Stated task: Pictures within the data are to be left out; everything else must be reproduced exactly.

[Data records]
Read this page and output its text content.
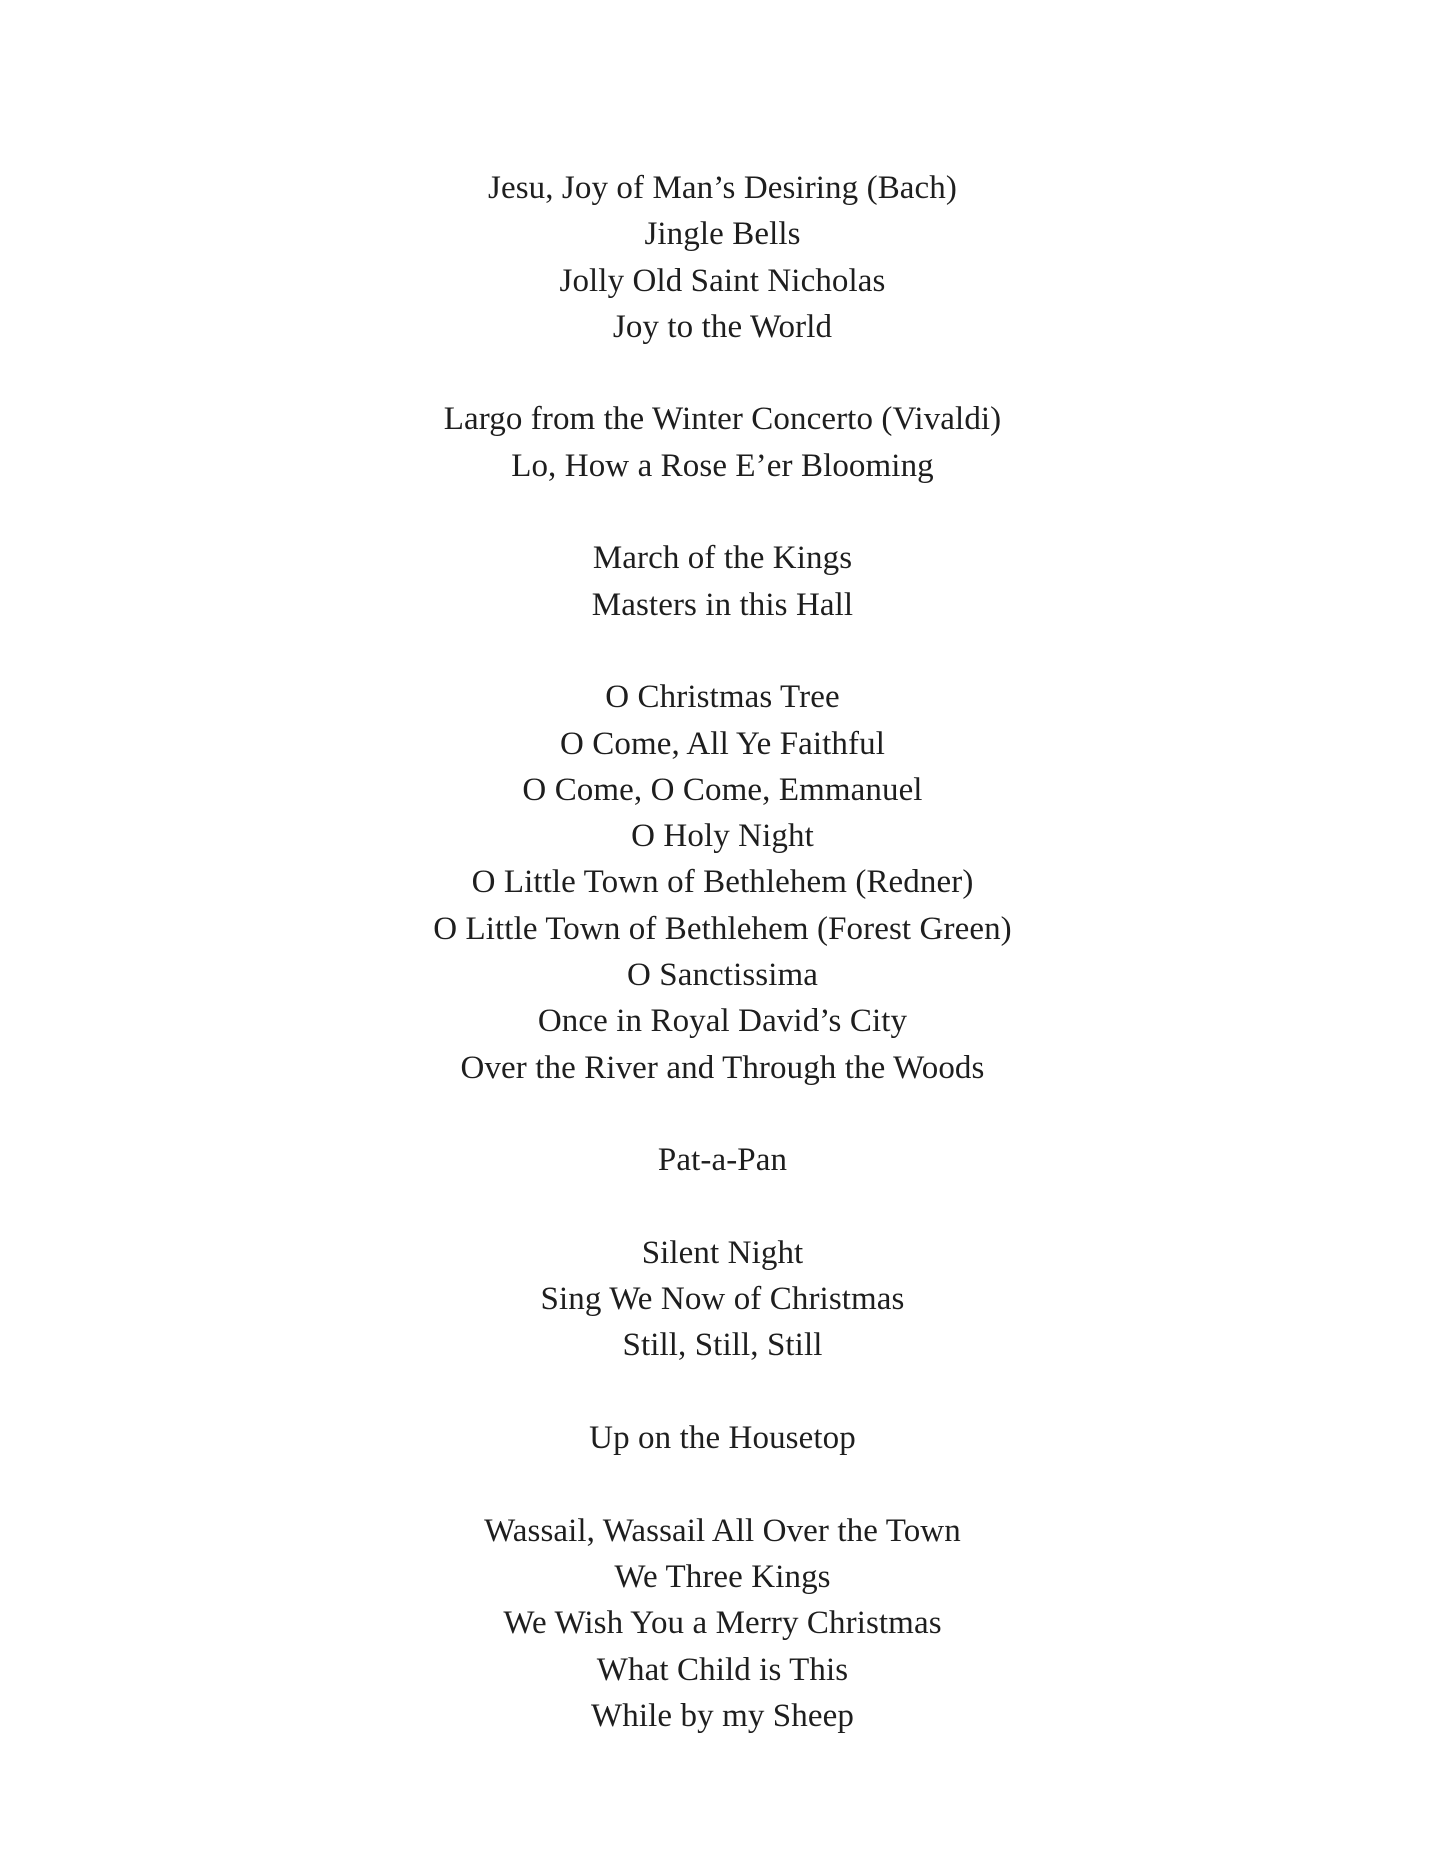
Jesu, Joy of Man’s Desiring (Bach)
Jingle Bells
Jolly Old Saint Nicholas
Joy to the World
Largo from the Winter Concerto (Vivaldi)
Lo, How a Rose E’er Blooming
March of the Kings
Masters in this Hall
O Christmas Tree
O Come, All Ye Faithful
O Come, O Come, Emmanuel
O Holy Night
O Little Town of Bethlehem (Redner)
O Little Town of Bethlehem (Forest Green)
O Sanctissima
Once in Royal David’s City
Over the River and Through the Woods
Pat-a-Pan
Silent Night
Sing We Now of Christmas
Still, Still, Still
Up on the Housetop
Wassail, Wassail All Over the Town
We Three Kings
We Wish You a Merry Christmas
What Child is This
While by my Sheep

Correct answer:
Read this page and output its text content.
Jesu, Joy of Man’s Desiring (Bach)
Jingle Bells
Jolly Old Saint Nicholas
Joy to the World
Largo from the Winter Concerto (Vivaldi)
Lo, How a Rose E’er Blooming
March of the Kings
Masters in this Hall
O Christmas Tree
O Come, All Ye Faithful
O Come, O Come, Emmanuel
O Holy Night
O Little Town of Bethlehem (Redner)
O Little Town of Bethlehem (Forest Green)
O Sanctissima
Once in Royal David’s City
Over the River and Through the Woods
Pat-a-Pan
Silent Night
Sing We Now of Christmas
Still, Still, Still
Up on the Housetop
Wassail, Wassail All Over the Town
We Three Kings
We Wish You a Merry Christmas
What Child is This
While by my Sheep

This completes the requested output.